__OBJECTIVE__. Spot each line that carries the word "białej"; copy those lines.

__DATA ROWS__.

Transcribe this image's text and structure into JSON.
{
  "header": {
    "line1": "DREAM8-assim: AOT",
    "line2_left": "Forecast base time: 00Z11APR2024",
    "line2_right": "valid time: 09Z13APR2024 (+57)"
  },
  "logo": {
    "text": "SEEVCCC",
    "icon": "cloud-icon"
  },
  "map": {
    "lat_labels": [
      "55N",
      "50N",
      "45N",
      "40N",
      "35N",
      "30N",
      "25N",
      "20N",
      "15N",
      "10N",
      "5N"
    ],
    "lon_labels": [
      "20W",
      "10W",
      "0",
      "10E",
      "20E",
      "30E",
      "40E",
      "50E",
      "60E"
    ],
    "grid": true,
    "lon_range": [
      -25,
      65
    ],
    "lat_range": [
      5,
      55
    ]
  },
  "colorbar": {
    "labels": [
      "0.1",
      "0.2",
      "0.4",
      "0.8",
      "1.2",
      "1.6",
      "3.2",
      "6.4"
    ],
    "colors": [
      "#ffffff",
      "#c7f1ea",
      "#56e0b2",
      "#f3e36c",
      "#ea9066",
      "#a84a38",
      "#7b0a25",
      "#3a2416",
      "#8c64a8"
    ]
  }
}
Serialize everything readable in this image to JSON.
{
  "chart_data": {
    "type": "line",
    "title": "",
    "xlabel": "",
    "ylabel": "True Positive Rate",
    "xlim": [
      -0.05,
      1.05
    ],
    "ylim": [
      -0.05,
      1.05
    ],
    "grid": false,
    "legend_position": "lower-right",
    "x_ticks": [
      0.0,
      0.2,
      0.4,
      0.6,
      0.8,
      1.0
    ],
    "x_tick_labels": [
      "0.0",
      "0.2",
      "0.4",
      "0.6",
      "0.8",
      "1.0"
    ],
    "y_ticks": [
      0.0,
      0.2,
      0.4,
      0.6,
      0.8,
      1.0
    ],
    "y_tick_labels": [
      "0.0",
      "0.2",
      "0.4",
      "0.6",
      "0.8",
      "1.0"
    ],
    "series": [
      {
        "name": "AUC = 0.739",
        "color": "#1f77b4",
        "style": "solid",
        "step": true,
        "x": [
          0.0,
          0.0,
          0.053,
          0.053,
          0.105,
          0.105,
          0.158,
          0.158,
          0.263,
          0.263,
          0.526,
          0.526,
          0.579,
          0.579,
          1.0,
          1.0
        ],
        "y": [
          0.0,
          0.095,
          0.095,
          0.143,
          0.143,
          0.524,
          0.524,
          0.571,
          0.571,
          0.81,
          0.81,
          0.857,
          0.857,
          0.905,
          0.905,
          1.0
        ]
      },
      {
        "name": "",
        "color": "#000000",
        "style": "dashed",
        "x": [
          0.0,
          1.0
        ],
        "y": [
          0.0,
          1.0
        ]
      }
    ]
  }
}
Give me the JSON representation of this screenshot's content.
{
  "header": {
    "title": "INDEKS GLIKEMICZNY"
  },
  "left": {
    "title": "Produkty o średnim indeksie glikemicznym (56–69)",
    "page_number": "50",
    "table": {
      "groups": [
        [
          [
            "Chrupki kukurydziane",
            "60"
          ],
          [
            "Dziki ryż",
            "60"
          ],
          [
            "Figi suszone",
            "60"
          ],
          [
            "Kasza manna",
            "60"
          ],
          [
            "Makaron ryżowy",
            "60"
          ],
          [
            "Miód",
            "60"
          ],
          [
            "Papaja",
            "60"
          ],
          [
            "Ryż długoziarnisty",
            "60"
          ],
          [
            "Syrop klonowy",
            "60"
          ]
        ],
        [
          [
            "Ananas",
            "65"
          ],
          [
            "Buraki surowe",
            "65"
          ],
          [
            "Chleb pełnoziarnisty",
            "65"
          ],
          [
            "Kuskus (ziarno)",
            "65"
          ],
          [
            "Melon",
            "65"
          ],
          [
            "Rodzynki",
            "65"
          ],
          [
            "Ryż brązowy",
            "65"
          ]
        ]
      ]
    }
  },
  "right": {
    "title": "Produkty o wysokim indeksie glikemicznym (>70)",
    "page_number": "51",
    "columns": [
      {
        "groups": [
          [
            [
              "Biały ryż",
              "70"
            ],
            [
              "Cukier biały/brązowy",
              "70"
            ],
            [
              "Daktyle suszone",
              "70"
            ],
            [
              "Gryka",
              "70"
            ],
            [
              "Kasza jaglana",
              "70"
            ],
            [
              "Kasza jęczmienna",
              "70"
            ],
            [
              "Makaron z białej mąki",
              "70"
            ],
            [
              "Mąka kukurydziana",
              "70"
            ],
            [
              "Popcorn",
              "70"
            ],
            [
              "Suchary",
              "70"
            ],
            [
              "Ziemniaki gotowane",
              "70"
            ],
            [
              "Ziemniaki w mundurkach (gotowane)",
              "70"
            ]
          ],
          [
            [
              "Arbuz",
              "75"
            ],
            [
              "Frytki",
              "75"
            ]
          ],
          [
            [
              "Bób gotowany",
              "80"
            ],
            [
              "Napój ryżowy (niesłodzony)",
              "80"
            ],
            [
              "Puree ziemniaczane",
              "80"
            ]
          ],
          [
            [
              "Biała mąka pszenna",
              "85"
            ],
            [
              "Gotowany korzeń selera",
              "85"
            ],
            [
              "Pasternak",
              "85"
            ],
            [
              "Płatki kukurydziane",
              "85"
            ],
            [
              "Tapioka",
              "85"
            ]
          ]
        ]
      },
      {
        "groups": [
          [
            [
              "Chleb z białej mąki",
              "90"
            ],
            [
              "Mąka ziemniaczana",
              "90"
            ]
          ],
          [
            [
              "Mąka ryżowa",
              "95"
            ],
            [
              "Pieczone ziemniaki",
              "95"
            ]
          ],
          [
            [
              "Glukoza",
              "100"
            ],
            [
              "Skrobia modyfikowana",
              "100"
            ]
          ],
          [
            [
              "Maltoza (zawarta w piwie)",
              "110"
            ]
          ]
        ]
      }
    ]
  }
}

__ANSWER TO THE EXERCISE__.
              "Makaron z białej mąki",
              "Chleb z białej mąki",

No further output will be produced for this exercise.